Filter the entries and keep only the lines where the string "помощи" appears.

++++++++++++++++++++

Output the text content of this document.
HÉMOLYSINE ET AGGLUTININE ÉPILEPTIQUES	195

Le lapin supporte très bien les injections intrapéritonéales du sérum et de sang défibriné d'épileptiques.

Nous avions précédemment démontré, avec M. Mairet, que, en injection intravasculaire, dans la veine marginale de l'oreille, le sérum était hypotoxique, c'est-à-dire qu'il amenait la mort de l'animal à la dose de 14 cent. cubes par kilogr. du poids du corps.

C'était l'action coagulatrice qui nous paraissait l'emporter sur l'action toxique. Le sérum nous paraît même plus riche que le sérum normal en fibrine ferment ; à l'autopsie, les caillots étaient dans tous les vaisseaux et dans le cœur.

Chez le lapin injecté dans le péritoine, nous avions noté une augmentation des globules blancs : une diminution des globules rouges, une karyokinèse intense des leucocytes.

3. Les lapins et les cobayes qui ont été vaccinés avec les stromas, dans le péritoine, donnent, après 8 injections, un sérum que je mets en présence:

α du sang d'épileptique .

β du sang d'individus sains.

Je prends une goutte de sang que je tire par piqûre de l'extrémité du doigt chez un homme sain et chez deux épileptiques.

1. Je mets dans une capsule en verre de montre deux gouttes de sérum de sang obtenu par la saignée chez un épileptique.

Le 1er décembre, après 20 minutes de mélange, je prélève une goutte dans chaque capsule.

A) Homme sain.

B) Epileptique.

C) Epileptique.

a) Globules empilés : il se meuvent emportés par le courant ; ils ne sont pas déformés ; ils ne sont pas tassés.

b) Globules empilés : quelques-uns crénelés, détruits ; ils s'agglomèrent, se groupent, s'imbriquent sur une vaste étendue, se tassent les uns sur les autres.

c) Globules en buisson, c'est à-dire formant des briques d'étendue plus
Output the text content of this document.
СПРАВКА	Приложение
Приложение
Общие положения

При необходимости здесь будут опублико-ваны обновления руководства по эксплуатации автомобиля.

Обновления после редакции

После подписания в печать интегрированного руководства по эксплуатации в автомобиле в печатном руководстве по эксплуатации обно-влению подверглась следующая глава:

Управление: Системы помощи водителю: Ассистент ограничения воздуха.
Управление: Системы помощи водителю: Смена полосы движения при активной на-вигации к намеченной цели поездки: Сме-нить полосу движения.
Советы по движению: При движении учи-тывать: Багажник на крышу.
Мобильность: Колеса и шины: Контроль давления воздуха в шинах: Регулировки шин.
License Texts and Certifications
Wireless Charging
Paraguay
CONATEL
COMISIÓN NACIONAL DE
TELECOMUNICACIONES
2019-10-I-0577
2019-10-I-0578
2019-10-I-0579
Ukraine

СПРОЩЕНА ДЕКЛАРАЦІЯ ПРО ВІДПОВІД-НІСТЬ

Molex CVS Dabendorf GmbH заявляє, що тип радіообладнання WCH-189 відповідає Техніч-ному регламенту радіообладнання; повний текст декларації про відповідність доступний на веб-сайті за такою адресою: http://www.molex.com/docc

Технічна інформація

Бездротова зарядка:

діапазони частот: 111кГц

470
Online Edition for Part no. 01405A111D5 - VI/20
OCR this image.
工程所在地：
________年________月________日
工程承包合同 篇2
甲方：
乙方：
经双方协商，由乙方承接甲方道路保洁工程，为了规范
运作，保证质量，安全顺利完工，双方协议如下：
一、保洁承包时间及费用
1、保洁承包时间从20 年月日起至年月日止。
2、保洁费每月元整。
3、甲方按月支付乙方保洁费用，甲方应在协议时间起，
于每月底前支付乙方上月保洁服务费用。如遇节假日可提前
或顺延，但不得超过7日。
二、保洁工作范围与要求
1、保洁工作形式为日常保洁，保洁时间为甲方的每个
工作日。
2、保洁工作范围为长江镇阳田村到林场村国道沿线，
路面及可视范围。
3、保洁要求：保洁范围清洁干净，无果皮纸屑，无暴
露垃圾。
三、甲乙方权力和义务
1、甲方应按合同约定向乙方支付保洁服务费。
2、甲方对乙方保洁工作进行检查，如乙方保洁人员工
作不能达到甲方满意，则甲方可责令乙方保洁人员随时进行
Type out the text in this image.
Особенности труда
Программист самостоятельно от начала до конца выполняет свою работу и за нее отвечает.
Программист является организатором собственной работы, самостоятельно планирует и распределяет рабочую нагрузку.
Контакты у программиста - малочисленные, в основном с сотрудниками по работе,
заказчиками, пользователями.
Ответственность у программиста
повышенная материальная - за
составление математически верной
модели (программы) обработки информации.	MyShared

++++++++++++++++++++

WRITTEN SOLUTION:
Управление: Системы помощи водителю: Ассистент ограничения воздуха.
Управление: Системы помощи водителю: Смена полосы движения при активной на-вигации к намеченной цели поездки: Сме-нить полосу движения.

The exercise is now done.